**What is asked**
Reply only with how many lines contain the word "structure".

--- START OF Entries provided ---

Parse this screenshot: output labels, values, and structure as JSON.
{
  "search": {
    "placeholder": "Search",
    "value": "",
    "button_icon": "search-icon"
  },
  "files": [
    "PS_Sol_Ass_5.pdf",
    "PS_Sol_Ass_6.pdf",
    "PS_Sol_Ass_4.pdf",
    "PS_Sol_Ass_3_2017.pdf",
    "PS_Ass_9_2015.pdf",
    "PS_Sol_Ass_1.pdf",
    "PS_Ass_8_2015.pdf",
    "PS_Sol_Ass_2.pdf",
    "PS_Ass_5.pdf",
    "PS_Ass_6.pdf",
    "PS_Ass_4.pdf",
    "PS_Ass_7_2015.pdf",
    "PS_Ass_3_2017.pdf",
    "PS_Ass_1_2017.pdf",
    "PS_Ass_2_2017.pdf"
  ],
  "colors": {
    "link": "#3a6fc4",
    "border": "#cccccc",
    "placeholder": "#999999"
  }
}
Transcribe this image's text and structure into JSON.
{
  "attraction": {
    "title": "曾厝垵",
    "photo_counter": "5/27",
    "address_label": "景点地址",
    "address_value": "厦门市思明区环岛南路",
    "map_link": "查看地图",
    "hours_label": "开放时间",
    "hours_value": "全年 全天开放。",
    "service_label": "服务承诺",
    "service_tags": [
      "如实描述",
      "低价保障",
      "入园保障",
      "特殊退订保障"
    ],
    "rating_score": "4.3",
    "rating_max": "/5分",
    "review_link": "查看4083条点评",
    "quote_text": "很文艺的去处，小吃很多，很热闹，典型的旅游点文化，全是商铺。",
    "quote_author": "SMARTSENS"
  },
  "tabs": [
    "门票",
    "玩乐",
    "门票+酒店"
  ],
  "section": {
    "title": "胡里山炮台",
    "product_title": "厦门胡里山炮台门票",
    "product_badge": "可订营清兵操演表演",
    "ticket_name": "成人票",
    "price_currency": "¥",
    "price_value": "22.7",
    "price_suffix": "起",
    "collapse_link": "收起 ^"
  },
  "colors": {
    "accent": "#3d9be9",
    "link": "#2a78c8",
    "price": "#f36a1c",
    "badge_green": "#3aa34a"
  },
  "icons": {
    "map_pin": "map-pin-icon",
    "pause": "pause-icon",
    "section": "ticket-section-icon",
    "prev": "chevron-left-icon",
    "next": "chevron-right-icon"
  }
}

--- END OF Entries provided ---

**Response to the exercise**
2